◆ What is needed ◆
Output all lines exactly, with nothing added or dropped.

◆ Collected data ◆
:::
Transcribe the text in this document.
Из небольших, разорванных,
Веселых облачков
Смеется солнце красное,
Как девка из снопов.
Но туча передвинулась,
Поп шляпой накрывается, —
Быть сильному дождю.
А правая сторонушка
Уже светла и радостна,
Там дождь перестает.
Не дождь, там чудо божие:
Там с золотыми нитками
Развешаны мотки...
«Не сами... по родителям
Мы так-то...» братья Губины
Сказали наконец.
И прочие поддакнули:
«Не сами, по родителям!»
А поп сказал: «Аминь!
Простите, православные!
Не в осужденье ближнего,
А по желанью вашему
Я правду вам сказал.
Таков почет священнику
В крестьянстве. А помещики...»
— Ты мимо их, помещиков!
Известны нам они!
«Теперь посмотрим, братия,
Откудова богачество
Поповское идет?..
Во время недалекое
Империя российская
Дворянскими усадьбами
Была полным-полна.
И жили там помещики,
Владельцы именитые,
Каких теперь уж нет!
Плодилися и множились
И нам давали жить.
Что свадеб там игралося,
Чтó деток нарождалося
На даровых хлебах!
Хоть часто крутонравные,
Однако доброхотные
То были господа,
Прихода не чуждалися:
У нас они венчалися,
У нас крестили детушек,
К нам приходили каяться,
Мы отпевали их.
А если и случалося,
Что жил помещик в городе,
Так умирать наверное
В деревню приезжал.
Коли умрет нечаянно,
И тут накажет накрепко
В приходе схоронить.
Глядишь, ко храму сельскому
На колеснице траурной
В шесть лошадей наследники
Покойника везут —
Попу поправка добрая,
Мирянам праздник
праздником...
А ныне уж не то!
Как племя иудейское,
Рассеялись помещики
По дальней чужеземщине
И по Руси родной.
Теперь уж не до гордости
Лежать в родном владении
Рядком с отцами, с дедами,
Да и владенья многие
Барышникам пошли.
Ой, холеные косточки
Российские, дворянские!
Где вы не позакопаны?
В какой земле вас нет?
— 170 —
:::
◆ Exercise result ◆
Transcribe the text in this document.
Из небольших, разорванных,
Веселых облачков
Смеется солнце красное,
Как девка из снопов.
Но туча передвинулась,
Поп шляпой накрывается, —
Быть сильному дождю.
А правая сторонушка
Уже светла и радостна,
Там дождь перестает.
Не дождь, там чудо божие:
Там с золотыми нитками
Развешаны мотки...
«Не сами... по родителям
Мы так-то...» братья Губины
Сказали наконец.
И прочие поддакнули:
«Не сами, по родителям!»
А поп сказал: «Аминь!
Простите, православные!
Не в осужденье ближнего,
А по желанью вашему
Я правду вам сказал.
Таков почет священнику
В крестьянстве. А помещики...»
— Ты мимо их, помещиков!
Известны нам они!
«Теперь посмотрим, братия,
Откудова богачество
Поповское идет?..
Во время недалекое
Империя российская
Дворянскими усадьбами
Была полным-полна.
И жили там помещики,
Владельцы именитые,
Каких теперь уж нет!
Плодилися и множились
И нам давали жить.
Что свадеб там игралося,
Чтó деток нарождалося
На даровых хлебах!
Хоть часто крутонравные,
Однако доброхотные
То были господа,
Прихода не чуждалися:
У нас они венчалися,
У нас крестили детушек,
К нам приходили каяться,
Мы отпевали их.
А если и случалося,
Что жил помещик в городе,
Так умирать наверное
В деревню приезжал.
Коли умрет нечаянно,
И тут накажет накрепко
В приходе схоронить.
Глядишь, ко храму сельскому
На колеснице траурной
В шесть лошадей наследники
Покойника везут —
Попу поправка добрая,
Мирянам праздник
праздником...
А ныне уж не то!
Как племя иудейское,
Рассеялись помещики
По дальней чужеземщине
И по Руси родной.
Теперь уж не до гордости
Лежать в родном владении
Рядком с отцами, с дедами,
Да и владенья многие
Барышникам пошли.
Ой, холеные косточки
Российские, дворянские!
Где вы не позакопаны?
В какой земле вас нет?
— 170 —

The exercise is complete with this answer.